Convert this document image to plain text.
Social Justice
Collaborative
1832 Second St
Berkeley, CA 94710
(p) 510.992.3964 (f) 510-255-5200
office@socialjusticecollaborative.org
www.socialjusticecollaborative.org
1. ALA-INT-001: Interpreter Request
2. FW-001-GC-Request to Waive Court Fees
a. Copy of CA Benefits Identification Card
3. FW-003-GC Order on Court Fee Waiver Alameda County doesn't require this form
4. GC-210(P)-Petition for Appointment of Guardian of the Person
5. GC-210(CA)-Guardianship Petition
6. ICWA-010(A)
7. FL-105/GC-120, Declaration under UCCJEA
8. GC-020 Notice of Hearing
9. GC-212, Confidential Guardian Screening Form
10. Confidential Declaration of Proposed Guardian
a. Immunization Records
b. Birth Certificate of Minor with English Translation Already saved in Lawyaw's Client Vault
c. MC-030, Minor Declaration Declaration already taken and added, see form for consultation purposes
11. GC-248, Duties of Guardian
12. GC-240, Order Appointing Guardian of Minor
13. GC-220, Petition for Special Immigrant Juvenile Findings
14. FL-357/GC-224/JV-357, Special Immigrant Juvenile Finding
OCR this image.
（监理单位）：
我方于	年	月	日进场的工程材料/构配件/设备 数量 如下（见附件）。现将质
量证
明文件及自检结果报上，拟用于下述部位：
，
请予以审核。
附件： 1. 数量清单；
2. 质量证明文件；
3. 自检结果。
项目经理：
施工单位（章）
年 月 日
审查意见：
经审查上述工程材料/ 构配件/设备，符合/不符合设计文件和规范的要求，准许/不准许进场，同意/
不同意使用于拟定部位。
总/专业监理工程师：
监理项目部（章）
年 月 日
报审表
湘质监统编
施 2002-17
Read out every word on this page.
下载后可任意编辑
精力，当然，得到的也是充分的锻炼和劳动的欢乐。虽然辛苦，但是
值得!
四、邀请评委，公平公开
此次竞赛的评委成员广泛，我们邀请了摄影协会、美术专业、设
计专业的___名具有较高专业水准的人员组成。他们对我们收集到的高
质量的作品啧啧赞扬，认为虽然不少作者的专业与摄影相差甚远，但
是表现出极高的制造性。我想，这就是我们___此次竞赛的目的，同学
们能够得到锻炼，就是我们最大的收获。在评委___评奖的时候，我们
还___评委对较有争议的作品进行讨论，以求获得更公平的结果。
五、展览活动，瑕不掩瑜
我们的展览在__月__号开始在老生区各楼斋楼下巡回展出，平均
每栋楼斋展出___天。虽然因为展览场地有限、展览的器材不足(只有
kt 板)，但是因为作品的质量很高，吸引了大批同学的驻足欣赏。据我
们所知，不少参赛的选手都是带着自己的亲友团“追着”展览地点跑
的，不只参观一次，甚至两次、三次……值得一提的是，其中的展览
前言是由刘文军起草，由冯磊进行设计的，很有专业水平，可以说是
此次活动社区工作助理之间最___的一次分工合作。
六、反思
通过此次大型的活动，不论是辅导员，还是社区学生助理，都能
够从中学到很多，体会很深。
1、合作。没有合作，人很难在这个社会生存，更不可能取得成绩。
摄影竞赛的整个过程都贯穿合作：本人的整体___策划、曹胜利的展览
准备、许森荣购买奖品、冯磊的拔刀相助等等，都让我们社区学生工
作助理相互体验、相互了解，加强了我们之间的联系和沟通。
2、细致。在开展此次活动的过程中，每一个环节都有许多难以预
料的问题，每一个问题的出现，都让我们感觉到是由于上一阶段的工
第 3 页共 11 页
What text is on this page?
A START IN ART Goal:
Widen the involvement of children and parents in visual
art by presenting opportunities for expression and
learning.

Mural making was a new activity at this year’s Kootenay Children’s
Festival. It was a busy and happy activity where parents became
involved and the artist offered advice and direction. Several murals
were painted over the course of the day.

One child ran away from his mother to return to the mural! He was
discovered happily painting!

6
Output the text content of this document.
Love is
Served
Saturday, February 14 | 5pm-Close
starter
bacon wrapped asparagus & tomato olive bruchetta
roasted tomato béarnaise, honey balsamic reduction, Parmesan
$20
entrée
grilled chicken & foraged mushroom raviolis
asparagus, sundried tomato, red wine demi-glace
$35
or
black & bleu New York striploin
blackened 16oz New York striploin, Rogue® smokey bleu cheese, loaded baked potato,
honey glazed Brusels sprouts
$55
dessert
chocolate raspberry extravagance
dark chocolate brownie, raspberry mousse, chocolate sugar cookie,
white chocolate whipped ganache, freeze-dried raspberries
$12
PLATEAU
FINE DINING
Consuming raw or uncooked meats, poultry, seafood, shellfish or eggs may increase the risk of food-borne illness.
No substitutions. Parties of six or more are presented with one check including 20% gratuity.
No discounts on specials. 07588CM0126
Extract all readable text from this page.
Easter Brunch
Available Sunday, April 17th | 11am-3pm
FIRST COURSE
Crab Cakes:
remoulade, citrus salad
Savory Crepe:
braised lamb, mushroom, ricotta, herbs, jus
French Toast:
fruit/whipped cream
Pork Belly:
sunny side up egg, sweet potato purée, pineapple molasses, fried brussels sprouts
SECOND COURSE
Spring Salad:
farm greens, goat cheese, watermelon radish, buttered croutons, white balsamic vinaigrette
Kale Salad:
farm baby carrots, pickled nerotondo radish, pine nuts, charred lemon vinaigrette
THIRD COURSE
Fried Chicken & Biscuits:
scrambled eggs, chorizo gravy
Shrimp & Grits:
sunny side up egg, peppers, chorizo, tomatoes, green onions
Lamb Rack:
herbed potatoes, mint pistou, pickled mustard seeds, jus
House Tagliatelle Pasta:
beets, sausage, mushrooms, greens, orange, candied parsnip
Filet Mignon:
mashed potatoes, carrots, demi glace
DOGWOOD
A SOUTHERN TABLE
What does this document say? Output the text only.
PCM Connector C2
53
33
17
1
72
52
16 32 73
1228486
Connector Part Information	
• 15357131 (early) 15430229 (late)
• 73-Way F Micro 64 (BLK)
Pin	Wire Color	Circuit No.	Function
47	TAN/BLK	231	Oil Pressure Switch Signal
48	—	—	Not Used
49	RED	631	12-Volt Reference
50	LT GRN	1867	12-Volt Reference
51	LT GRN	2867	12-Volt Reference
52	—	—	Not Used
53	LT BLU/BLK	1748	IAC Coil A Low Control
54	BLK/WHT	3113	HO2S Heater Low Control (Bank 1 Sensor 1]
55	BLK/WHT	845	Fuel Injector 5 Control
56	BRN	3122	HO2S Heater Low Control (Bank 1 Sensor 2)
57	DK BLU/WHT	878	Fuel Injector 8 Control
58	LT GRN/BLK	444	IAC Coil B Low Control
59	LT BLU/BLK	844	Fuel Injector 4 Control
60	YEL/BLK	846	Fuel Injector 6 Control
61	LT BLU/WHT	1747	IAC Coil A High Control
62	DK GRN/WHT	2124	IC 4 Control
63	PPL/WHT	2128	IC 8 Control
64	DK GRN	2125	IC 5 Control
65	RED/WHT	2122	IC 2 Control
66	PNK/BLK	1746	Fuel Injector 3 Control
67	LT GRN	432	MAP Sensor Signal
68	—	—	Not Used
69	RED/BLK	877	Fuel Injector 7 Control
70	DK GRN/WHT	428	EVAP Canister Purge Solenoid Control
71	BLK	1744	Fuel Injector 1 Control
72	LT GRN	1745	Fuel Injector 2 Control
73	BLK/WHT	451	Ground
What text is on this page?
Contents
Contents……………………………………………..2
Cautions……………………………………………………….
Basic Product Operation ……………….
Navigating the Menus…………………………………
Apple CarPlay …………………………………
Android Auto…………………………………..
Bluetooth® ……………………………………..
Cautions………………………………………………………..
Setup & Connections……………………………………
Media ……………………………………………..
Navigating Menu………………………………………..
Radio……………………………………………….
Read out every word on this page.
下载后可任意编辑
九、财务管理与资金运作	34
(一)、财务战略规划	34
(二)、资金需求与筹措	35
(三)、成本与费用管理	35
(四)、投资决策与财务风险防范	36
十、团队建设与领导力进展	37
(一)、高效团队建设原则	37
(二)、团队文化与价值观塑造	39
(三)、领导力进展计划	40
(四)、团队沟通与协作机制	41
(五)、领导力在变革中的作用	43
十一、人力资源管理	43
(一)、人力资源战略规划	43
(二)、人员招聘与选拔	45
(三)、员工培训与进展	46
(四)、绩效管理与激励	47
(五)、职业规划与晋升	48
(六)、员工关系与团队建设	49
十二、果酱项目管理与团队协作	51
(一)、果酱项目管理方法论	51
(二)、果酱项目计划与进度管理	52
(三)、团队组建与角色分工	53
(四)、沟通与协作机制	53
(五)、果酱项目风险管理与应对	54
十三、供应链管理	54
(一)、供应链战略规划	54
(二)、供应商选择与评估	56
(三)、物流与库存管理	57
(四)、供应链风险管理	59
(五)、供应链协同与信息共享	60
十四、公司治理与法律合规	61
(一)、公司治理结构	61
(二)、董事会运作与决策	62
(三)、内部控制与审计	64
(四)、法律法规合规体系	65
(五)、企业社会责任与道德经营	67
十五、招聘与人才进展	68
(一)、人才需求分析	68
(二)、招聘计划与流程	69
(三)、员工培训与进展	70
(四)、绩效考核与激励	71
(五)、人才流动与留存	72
========================================
What to do: Scan the data for the word "whipped" and copy every line where it shows up.

The output:
white chocolate whipped ganache, freeze-dried raspberries
fruit/whipped cream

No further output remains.